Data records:
________________

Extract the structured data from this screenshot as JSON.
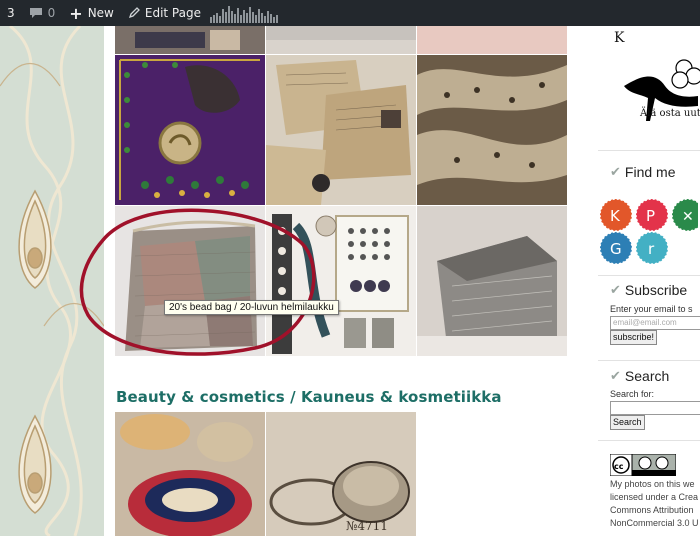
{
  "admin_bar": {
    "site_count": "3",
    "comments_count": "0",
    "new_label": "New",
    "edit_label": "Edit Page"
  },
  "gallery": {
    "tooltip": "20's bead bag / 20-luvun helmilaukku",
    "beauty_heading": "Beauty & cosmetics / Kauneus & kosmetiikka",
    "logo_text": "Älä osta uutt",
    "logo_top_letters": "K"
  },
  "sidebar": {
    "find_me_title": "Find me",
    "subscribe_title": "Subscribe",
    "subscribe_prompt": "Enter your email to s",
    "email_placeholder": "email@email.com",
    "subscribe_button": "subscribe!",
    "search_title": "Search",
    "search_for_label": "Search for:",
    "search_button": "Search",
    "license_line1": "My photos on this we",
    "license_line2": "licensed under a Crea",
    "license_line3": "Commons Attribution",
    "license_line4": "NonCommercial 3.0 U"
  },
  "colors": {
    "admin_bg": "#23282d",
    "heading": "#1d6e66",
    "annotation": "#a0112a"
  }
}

________________

• Exercise goal:
Quote every entry exactly, with the pictures omitted.

• Correct answer:
Extract the structured data from this screenshot as JSON.
{
  "admin_bar": {
    "site_count": "3",
    "comments_count": "0",
    "new_label": "New",
    "edit_label": "Edit Page"
  },
  "gallery": {
    "tooltip": "20's bead bag / 20-luvun helmilaukku",
    "beauty_heading": "Beauty & cosmetics / Kauneus & kosmetiikka",
    "logo_text": "Älä osta uutt",
    "logo_top_letters": "K"
  },
  "sidebar": {
    "find_me_title": "Find me",
    "subscribe_title": "Subscribe",
    "subscribe_prompt": "Enter your email to s",
    "email_placeholder": "email@email.com",
    "subscribe_button": "subscribe!",
    "search_title": "Search",
    "search_for_label": "Search for:",
    "search_button": "Search",
    "license_line1": "My photos on this we",
    "license_line2": "licensed under a Crea",
    "license_line3": "Commons Attribution",
    "license_line4": "NonCommercial 3.0 U"
  },
  "colors": {
    "admin_bg": "#23282d",
    "heading": "#1d6e66",
    "annotation": "#a0112a"
  }
}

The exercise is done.